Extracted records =
----

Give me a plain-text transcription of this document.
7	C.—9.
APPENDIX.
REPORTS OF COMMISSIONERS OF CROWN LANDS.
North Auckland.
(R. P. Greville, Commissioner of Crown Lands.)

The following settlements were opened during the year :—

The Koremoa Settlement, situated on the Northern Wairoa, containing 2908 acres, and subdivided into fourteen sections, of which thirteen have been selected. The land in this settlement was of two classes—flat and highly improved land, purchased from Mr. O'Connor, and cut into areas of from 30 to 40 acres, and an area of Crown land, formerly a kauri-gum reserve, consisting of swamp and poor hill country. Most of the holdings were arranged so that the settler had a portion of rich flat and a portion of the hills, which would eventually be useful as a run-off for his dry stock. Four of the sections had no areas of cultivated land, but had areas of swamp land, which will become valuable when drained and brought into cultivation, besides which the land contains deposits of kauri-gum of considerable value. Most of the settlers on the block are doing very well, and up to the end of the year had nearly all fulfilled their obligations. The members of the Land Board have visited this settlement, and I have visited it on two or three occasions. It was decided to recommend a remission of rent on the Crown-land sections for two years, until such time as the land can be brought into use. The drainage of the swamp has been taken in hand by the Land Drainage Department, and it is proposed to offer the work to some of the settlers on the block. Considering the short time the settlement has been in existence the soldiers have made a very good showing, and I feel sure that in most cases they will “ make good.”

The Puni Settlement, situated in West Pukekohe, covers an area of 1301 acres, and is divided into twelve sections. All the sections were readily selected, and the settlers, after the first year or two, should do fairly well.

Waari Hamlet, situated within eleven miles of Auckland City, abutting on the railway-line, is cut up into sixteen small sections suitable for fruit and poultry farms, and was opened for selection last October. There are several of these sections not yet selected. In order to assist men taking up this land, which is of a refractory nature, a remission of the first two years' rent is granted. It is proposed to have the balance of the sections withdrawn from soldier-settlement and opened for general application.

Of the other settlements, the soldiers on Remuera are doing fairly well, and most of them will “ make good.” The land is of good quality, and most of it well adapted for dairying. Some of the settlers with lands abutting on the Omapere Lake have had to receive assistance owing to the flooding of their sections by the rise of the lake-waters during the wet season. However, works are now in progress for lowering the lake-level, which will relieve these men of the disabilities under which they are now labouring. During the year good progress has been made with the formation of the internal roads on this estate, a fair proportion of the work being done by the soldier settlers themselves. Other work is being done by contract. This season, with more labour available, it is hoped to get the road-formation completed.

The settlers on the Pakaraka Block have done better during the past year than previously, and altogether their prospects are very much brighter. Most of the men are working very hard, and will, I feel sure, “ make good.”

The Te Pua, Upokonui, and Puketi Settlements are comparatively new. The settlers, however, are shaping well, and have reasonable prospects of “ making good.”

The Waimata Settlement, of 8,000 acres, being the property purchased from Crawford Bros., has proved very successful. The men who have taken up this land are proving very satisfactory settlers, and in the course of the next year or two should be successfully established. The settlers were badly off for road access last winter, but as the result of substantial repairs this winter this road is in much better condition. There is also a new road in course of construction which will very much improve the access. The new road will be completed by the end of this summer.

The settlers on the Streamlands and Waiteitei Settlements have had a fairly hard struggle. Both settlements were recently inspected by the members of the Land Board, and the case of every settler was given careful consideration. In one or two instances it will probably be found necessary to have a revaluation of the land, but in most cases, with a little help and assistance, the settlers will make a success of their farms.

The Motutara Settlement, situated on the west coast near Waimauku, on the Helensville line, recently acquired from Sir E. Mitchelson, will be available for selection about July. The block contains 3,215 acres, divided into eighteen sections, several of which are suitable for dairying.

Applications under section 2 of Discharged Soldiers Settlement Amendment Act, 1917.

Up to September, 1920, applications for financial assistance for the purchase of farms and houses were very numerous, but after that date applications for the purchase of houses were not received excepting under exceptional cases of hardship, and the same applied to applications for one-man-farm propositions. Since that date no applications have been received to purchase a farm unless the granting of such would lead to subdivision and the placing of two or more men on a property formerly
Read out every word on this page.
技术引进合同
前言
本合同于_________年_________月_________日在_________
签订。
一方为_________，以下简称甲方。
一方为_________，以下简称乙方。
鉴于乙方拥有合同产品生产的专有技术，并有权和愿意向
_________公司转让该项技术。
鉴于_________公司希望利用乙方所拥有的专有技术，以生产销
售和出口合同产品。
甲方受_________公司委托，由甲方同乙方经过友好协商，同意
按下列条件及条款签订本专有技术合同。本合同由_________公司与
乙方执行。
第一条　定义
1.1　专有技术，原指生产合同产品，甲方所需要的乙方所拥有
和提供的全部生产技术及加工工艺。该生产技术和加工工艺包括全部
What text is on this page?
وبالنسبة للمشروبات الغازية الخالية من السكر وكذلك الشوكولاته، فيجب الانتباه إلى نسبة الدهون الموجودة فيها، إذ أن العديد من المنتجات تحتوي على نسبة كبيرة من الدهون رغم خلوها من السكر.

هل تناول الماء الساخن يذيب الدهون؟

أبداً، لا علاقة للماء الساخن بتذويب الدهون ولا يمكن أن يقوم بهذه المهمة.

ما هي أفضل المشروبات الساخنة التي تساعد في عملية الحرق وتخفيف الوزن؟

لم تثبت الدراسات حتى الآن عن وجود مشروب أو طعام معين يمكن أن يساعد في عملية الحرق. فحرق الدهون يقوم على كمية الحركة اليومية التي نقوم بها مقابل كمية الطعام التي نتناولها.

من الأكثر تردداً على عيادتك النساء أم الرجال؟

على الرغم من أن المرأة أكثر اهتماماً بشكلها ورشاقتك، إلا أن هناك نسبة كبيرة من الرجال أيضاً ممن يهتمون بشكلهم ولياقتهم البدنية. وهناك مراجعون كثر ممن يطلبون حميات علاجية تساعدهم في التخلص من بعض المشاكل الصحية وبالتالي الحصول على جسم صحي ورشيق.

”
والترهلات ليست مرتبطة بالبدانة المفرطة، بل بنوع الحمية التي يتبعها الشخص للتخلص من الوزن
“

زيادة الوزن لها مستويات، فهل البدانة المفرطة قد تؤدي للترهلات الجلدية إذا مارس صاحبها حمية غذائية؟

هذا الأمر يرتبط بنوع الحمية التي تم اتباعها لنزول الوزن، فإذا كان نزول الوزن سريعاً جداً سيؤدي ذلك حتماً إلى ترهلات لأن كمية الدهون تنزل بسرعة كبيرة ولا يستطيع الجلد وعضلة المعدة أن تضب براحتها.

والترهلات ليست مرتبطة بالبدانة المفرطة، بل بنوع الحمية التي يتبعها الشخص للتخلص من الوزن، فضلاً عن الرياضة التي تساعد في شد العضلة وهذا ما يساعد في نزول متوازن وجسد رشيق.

----

Goal = Using the listing above, return all lines where the word "text" occurs.

Reply to the task =
Give me a plain-text transcription of this document.
What text is on this page?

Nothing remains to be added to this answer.